(Material for this task)
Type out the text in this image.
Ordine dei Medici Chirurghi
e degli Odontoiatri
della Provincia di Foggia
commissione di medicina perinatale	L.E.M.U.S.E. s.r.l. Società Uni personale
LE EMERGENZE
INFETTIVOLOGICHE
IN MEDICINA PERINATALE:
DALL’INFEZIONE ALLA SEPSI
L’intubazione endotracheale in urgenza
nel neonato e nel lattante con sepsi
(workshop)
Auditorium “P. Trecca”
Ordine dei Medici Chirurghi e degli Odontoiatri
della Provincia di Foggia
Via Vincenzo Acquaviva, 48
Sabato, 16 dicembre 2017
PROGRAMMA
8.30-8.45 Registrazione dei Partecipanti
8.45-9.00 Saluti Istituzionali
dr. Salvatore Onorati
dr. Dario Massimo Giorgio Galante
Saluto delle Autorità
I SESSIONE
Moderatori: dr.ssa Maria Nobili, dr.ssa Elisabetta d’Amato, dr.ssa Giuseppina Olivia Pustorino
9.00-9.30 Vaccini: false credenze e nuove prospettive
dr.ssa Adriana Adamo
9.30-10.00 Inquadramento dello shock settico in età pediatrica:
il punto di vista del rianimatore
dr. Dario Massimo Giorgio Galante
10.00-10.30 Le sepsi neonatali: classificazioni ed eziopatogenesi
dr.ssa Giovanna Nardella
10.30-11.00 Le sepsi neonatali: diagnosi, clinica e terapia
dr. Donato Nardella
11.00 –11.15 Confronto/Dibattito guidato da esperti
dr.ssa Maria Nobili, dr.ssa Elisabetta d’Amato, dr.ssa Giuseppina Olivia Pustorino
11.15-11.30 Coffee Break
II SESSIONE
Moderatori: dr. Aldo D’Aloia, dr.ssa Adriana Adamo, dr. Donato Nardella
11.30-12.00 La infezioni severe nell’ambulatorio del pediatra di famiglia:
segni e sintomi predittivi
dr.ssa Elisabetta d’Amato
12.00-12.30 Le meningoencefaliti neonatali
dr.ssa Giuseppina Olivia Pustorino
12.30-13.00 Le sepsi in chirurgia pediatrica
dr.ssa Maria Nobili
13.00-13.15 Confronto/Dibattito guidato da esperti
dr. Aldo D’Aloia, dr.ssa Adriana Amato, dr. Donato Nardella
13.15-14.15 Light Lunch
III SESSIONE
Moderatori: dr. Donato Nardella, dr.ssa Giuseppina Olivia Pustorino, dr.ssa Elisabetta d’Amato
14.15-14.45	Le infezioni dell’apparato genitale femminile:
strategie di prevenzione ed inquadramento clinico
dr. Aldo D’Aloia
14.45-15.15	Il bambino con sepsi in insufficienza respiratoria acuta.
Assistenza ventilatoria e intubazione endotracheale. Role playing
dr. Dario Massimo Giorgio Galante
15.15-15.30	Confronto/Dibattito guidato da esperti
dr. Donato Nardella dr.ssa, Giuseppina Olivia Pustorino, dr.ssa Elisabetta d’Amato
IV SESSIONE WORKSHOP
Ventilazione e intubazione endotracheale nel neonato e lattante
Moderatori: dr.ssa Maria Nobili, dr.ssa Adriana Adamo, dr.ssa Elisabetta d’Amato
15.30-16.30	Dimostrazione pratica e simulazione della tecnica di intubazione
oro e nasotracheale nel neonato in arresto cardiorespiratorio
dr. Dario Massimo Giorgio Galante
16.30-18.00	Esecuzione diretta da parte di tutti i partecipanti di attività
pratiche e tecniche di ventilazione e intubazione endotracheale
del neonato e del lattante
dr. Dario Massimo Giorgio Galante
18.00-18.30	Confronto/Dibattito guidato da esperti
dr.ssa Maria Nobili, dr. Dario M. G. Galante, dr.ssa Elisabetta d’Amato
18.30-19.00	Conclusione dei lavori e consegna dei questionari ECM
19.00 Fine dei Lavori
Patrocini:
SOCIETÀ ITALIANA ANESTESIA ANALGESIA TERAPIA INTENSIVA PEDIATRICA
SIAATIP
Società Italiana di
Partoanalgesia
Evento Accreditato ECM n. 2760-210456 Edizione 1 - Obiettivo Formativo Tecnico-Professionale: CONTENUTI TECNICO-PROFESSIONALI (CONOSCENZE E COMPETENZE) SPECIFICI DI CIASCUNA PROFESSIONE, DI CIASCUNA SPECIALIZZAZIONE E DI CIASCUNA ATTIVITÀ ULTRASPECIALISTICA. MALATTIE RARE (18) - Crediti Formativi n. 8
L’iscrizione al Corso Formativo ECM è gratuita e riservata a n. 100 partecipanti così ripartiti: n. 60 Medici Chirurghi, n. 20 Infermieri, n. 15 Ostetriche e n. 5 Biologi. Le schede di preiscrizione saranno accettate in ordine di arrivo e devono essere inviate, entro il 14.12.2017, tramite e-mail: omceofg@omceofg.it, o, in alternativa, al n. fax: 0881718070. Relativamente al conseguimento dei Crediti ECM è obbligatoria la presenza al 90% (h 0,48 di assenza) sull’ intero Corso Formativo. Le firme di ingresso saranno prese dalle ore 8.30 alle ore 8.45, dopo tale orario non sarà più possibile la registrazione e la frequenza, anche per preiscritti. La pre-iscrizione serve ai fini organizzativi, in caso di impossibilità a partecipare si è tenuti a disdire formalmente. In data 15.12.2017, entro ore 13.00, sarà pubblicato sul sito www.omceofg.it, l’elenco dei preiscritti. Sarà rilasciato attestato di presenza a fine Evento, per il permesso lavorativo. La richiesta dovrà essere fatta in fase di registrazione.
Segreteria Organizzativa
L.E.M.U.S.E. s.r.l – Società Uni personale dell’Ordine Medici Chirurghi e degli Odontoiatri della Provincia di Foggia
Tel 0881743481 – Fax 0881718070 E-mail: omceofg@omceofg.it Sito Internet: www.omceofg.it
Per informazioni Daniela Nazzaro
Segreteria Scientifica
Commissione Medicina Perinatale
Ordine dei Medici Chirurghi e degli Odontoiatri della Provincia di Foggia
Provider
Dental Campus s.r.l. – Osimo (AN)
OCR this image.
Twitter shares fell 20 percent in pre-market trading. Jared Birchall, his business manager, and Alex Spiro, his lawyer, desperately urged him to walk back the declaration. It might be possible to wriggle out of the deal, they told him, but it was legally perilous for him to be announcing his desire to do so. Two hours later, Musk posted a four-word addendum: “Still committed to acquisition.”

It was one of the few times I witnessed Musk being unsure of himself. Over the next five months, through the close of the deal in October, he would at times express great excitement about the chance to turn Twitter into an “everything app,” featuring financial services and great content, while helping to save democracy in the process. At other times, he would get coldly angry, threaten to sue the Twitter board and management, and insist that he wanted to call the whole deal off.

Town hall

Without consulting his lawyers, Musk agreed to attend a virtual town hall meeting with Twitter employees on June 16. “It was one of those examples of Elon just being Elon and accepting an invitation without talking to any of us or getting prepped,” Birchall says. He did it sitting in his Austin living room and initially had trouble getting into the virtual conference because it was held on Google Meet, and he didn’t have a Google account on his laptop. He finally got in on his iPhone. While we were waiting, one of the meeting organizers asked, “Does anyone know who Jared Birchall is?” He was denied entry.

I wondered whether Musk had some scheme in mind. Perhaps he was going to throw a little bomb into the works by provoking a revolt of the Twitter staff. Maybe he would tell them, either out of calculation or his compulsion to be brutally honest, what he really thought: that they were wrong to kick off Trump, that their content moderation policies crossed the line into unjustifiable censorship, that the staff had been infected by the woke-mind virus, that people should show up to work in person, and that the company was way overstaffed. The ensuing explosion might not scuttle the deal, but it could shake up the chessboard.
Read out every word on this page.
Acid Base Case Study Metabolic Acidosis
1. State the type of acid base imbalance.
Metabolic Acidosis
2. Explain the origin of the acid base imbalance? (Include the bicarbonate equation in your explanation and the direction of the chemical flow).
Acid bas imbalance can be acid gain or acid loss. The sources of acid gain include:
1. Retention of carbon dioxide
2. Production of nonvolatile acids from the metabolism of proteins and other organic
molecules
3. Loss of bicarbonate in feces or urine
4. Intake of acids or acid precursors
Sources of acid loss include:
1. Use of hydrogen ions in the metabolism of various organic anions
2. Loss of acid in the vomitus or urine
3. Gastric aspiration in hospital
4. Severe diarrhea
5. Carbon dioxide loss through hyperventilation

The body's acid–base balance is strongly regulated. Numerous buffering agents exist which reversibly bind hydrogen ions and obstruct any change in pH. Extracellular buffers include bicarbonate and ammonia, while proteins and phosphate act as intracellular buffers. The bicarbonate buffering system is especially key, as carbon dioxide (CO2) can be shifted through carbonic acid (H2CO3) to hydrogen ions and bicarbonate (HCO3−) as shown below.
(End Material for this task)
• _Task requirements_:
Look through the entries above. Copy each line in which the string "Aloia" occurs.

• _Exercise answer_:
Moderatori: dr. Aldo D’Aloia, dr.ssa Adriana Adamo, dr. Donato Nardella
dr. Aldo D’Aloia, dr.ssa Adriana Amato, dr. Donato Nardella
dr. Aldo D’Aloia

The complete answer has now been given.